### Work required
Lines that contain the string "image" are to be copied; leave out all others.

[START OF Material supplied]

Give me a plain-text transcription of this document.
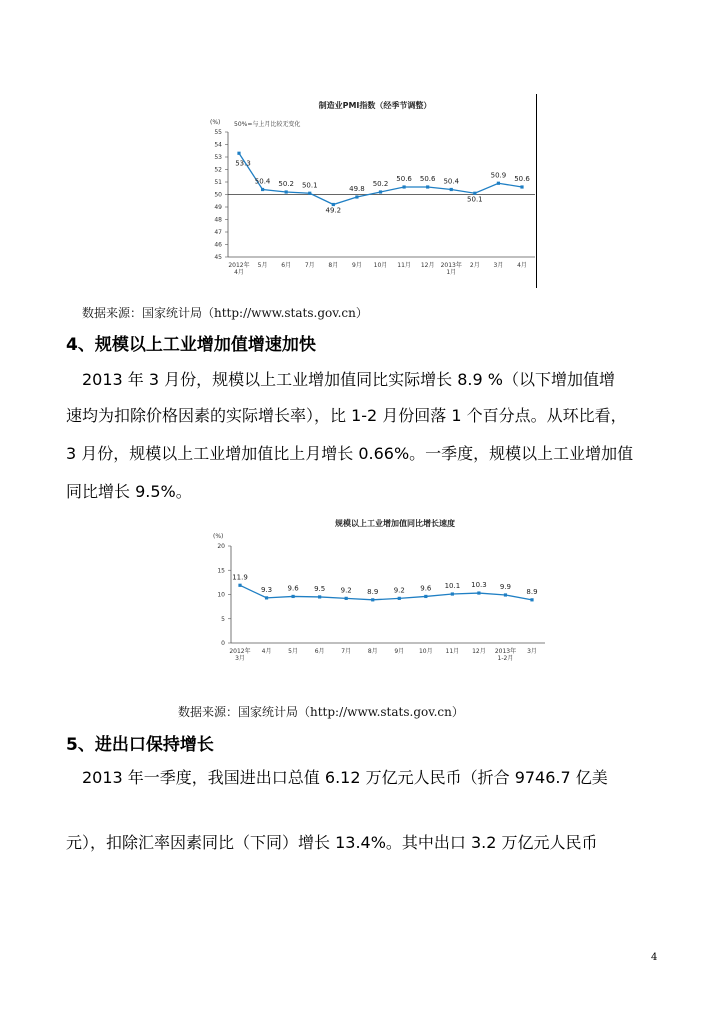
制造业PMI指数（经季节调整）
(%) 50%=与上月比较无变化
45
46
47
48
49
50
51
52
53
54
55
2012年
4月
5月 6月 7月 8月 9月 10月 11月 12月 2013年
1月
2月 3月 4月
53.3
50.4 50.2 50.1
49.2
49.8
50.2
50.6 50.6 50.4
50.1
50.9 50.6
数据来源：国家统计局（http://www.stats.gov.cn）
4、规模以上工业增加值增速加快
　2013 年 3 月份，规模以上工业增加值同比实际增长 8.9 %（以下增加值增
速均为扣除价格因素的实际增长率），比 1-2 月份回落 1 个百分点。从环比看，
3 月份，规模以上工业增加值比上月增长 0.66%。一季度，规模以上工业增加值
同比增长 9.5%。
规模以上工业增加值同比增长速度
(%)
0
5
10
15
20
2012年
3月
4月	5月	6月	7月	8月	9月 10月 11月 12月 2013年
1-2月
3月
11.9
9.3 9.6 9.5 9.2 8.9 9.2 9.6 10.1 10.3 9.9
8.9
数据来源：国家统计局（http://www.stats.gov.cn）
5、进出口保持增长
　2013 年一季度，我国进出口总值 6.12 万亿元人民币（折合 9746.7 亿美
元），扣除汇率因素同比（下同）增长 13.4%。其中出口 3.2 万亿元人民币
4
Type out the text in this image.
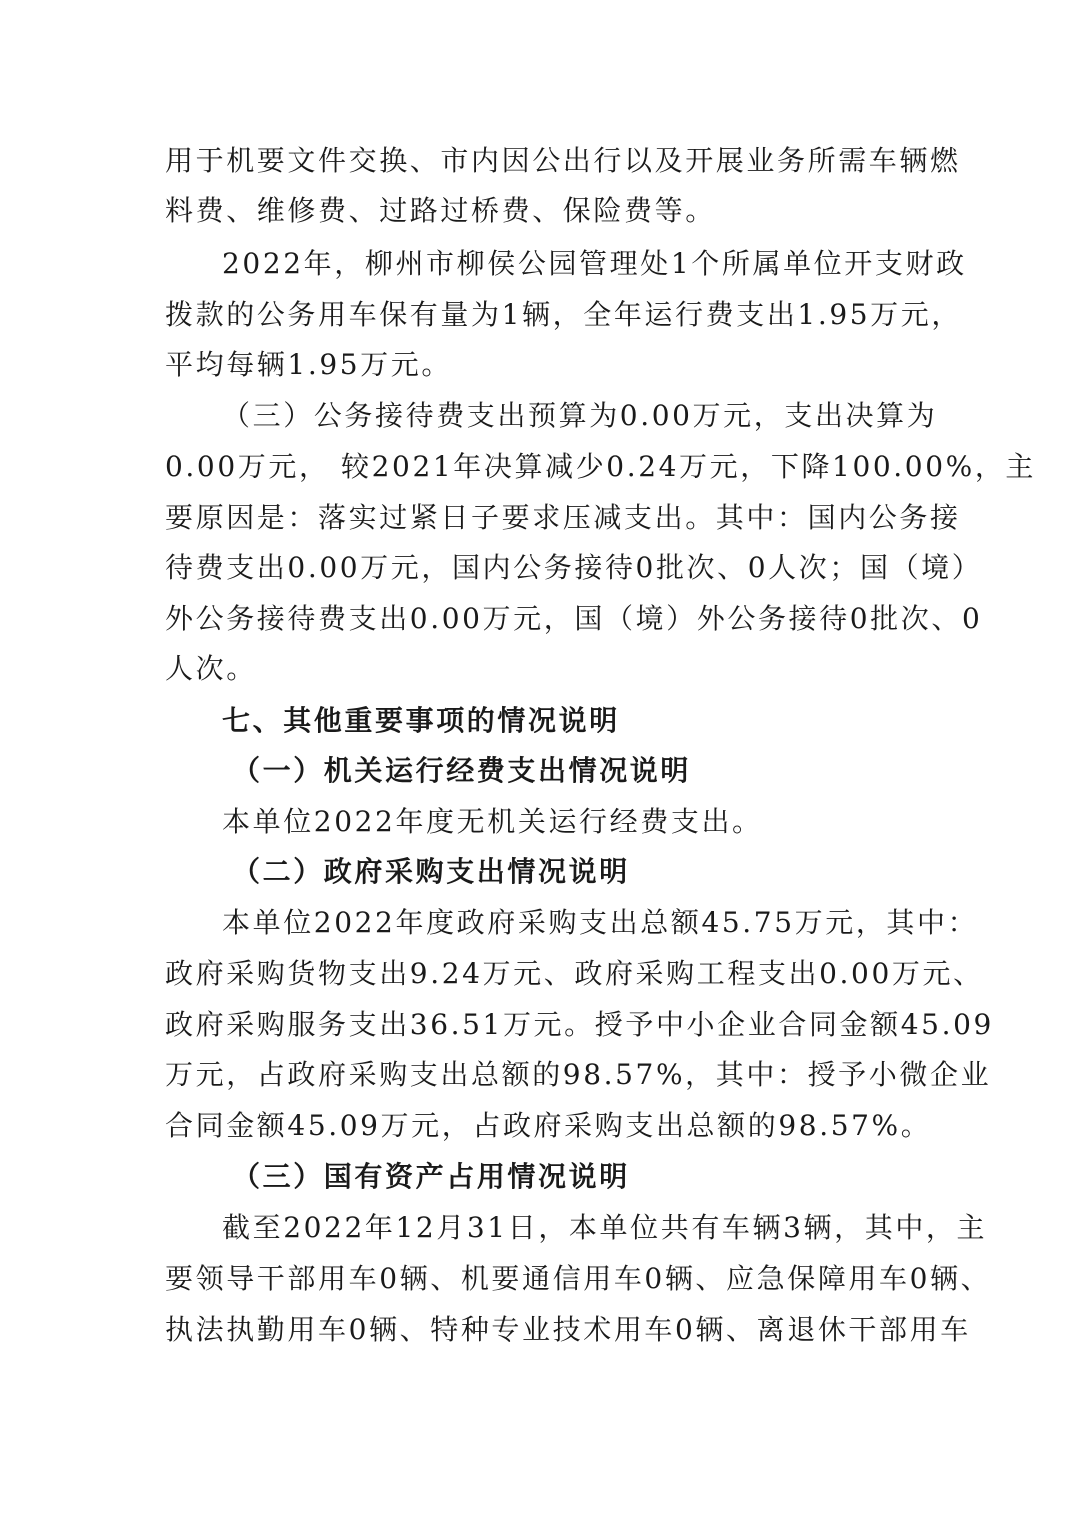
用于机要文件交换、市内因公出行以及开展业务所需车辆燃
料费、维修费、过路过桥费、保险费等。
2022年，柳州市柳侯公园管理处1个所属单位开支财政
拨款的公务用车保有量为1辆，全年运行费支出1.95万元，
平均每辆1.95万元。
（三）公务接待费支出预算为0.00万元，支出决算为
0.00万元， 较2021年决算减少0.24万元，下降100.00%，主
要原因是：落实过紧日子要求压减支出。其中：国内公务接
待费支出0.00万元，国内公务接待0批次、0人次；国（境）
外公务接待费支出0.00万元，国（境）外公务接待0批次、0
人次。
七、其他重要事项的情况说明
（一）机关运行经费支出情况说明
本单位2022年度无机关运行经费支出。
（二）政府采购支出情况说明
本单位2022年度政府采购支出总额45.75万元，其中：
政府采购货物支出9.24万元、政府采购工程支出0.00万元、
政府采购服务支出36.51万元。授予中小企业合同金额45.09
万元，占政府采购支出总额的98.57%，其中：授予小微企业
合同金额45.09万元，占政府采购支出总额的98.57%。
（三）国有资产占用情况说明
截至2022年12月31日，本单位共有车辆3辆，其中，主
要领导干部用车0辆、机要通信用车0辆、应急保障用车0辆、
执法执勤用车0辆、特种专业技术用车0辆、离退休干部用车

[END OF Material supplied]
[START OF Material supplied]

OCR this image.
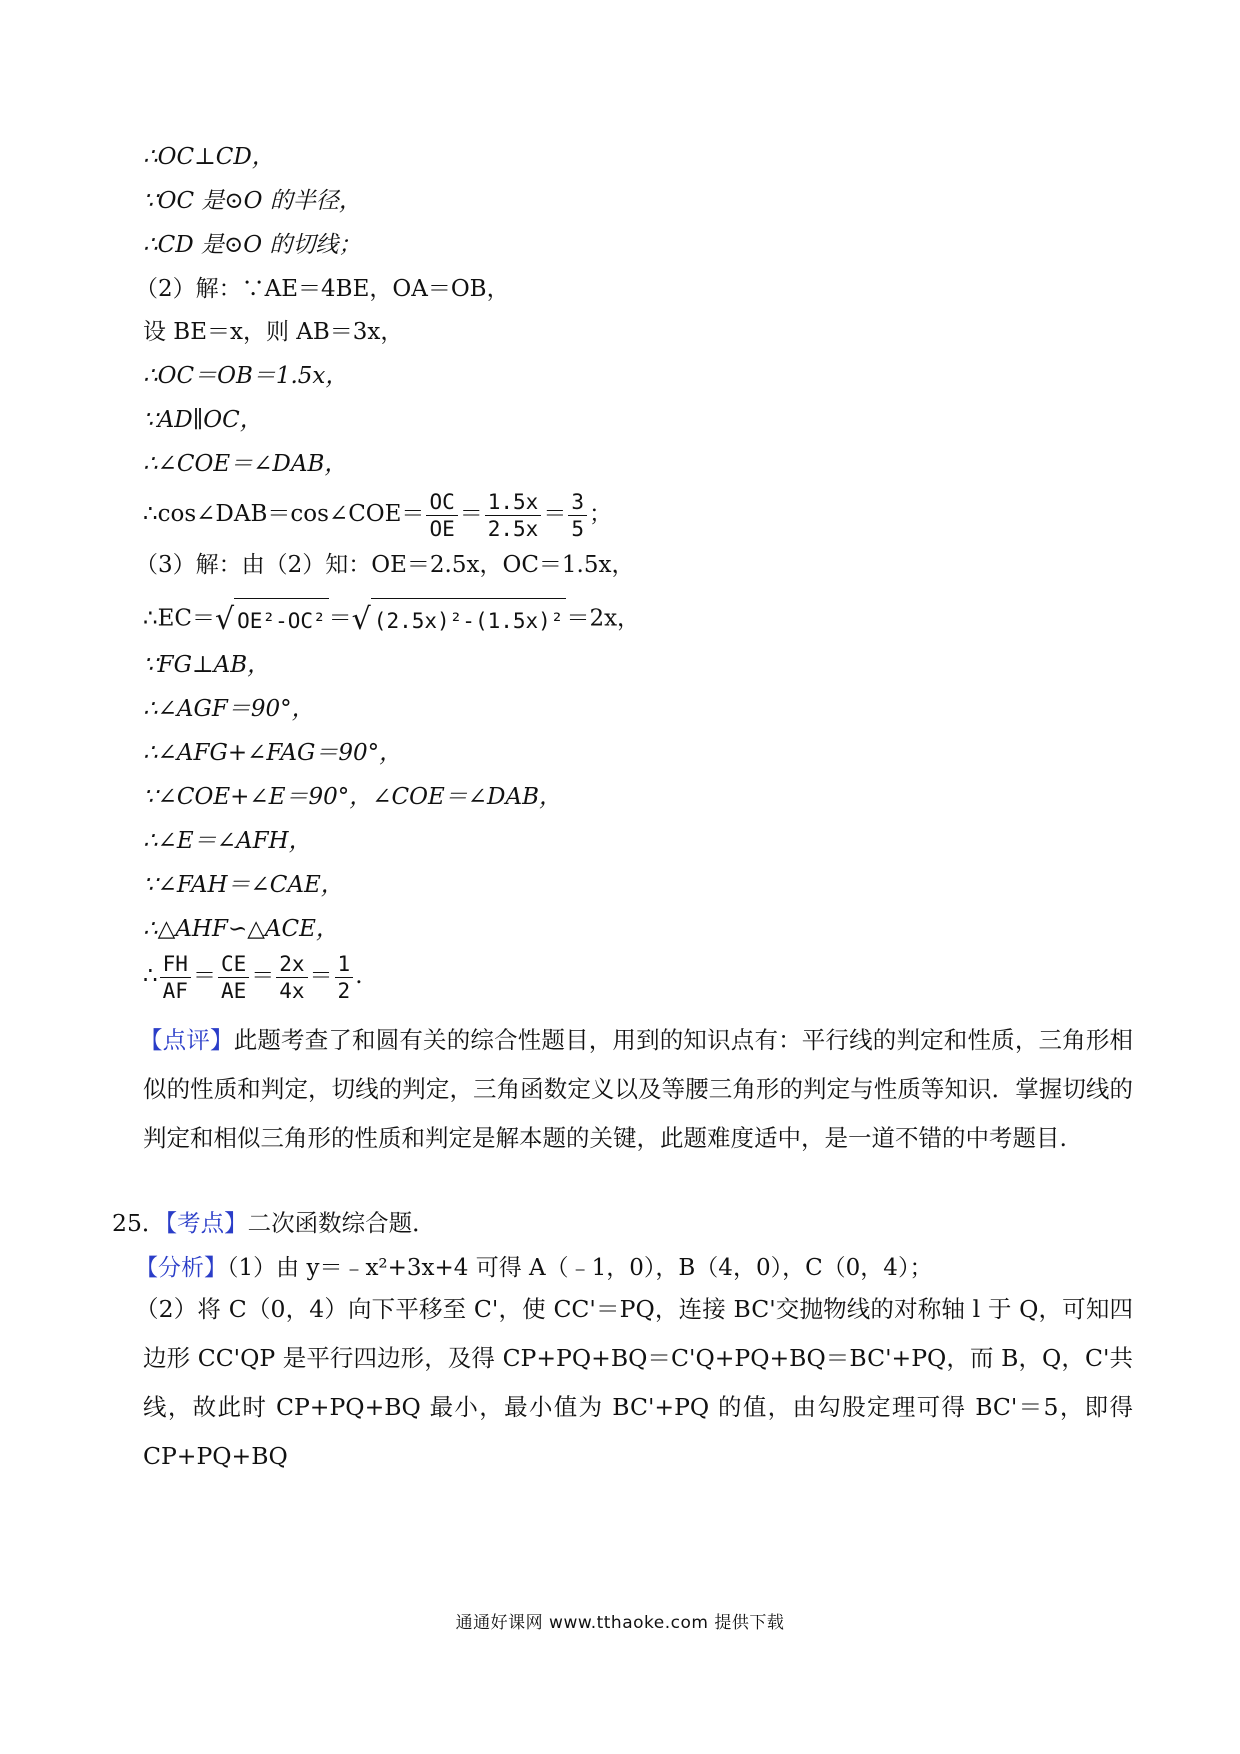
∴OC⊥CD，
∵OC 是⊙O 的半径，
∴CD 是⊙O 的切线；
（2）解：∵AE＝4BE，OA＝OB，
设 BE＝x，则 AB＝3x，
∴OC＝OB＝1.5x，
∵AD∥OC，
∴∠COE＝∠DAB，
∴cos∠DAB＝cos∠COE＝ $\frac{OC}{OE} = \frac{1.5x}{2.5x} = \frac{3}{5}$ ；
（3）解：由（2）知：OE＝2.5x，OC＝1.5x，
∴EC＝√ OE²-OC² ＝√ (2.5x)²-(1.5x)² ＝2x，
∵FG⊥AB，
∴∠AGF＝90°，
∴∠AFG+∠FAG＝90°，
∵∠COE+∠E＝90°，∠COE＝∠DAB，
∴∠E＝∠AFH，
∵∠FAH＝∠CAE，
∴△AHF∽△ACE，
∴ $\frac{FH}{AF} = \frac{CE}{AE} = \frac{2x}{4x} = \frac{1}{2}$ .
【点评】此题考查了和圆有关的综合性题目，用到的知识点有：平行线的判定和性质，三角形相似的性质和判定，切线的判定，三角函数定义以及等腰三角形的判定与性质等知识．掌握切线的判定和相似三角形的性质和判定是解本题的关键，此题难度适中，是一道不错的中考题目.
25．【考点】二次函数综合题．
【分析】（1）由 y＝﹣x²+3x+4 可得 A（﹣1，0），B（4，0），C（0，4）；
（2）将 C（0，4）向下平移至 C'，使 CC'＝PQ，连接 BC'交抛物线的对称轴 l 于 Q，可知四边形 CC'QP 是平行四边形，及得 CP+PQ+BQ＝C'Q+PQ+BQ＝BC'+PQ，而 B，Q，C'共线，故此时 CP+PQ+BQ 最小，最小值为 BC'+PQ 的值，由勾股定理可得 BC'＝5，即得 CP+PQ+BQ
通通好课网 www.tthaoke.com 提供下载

[END OF Material supplied]

### Answer to this problem
Type out the text in this image.
OCR this image.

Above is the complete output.